- **Aim of the exercise**: Filter the records below and copy every line containing the word "content".
====
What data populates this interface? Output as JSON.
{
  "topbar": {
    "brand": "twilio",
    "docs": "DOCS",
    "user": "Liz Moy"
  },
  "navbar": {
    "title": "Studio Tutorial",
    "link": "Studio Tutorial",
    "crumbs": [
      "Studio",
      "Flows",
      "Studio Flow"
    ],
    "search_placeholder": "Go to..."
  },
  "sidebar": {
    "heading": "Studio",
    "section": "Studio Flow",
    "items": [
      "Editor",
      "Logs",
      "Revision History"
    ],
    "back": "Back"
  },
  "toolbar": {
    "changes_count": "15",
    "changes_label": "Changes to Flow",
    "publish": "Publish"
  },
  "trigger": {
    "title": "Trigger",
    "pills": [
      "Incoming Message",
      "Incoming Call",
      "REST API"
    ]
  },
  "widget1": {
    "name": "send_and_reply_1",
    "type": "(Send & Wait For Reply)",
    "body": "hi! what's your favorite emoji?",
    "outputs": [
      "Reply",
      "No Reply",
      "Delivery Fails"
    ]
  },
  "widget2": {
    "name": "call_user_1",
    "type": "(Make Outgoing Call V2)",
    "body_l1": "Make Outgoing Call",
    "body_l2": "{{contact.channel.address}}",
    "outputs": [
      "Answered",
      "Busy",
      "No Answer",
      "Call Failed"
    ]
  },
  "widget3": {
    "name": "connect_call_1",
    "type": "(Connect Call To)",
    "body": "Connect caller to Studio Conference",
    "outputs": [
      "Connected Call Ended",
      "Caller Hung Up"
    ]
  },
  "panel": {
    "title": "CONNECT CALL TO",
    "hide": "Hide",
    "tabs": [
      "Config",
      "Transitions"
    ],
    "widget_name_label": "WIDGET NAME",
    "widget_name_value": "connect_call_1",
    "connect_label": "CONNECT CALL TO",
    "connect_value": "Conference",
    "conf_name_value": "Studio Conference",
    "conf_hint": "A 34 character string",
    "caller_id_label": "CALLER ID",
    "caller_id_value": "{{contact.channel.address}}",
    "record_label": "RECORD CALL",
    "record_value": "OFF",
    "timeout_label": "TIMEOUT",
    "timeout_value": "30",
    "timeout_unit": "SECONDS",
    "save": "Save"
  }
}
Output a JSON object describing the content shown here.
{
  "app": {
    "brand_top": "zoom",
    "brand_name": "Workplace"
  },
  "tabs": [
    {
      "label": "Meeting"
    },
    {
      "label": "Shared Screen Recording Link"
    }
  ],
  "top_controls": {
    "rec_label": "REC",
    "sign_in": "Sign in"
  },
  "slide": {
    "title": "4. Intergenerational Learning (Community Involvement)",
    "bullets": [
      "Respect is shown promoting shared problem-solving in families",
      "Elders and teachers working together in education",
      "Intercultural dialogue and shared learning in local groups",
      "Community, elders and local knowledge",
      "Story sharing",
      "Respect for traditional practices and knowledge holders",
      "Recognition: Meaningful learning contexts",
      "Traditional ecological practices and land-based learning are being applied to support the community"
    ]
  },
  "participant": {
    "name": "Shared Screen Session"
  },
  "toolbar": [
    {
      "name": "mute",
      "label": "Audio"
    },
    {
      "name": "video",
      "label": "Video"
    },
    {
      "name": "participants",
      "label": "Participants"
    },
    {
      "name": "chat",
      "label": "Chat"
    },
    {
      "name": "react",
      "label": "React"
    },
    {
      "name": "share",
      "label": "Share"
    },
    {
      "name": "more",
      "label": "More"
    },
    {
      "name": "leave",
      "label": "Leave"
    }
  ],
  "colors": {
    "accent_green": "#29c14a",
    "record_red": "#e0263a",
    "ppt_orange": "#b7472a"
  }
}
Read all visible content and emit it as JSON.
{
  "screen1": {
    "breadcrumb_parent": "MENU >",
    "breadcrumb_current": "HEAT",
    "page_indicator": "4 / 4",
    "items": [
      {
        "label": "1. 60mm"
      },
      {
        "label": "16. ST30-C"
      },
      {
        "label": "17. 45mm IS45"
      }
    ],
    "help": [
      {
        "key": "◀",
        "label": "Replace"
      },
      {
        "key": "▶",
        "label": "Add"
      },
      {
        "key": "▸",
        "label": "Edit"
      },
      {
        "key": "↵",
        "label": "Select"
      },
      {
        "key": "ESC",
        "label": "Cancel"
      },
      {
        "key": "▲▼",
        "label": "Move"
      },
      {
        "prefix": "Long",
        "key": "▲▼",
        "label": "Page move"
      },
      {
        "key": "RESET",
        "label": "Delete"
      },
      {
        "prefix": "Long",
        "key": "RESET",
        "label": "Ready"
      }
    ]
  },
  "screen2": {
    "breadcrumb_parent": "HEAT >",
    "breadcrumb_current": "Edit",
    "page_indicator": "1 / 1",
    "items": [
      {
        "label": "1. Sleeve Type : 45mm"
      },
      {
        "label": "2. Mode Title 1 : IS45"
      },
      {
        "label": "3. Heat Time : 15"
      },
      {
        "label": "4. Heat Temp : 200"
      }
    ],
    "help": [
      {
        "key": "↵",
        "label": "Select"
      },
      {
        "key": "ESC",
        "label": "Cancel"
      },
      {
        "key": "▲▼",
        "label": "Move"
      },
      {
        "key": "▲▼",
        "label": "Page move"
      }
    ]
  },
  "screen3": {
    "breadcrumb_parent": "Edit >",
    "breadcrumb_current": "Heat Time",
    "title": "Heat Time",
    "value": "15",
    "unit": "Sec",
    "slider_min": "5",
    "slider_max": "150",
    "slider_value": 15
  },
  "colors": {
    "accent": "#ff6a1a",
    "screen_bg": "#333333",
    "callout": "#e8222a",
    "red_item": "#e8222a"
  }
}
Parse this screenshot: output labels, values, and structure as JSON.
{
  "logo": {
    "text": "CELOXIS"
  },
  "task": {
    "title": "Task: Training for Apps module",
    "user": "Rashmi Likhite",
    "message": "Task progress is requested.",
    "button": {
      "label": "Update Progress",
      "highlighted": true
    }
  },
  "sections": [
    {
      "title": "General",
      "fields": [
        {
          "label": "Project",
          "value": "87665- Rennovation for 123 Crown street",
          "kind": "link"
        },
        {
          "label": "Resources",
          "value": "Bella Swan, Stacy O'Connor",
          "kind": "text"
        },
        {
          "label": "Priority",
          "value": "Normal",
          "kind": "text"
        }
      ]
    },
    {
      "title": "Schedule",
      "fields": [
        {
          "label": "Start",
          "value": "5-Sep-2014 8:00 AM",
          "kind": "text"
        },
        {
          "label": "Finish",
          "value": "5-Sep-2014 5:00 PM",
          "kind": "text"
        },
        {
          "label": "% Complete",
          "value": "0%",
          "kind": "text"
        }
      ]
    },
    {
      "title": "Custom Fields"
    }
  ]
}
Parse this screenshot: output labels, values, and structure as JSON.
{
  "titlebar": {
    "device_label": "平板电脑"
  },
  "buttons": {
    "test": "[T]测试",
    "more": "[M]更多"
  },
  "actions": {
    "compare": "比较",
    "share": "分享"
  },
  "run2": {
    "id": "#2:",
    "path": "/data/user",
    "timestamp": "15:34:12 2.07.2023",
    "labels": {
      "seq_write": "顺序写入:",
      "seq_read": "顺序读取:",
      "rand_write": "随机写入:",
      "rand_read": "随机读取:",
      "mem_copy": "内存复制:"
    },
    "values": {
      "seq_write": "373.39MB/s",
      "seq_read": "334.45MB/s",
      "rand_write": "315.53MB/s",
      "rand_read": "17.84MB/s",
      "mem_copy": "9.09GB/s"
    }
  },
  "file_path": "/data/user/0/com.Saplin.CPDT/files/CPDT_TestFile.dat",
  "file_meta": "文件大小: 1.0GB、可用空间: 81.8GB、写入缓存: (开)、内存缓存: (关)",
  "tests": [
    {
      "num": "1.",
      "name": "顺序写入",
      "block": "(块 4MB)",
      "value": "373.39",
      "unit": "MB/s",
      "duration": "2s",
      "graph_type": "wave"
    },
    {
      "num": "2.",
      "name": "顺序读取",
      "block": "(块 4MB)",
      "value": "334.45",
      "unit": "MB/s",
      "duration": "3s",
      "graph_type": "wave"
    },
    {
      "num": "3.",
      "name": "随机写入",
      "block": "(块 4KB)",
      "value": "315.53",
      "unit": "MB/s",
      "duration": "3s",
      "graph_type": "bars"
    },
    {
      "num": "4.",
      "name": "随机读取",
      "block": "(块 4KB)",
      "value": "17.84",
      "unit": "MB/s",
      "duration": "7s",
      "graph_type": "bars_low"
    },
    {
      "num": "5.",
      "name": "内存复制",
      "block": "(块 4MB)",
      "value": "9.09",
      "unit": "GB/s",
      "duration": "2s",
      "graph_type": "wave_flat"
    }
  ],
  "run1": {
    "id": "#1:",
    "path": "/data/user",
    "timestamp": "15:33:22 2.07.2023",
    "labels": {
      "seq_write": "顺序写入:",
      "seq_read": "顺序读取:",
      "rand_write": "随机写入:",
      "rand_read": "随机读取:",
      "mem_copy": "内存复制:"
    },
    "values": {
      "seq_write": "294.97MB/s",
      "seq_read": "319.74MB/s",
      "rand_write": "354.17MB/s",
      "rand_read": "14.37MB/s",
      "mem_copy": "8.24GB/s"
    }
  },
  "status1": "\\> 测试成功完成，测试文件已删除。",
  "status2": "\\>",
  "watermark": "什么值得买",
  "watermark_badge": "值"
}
====
- **Task answer**:
Output a JSON object describing the content shown here.
Read all visible content and emit it as JSON.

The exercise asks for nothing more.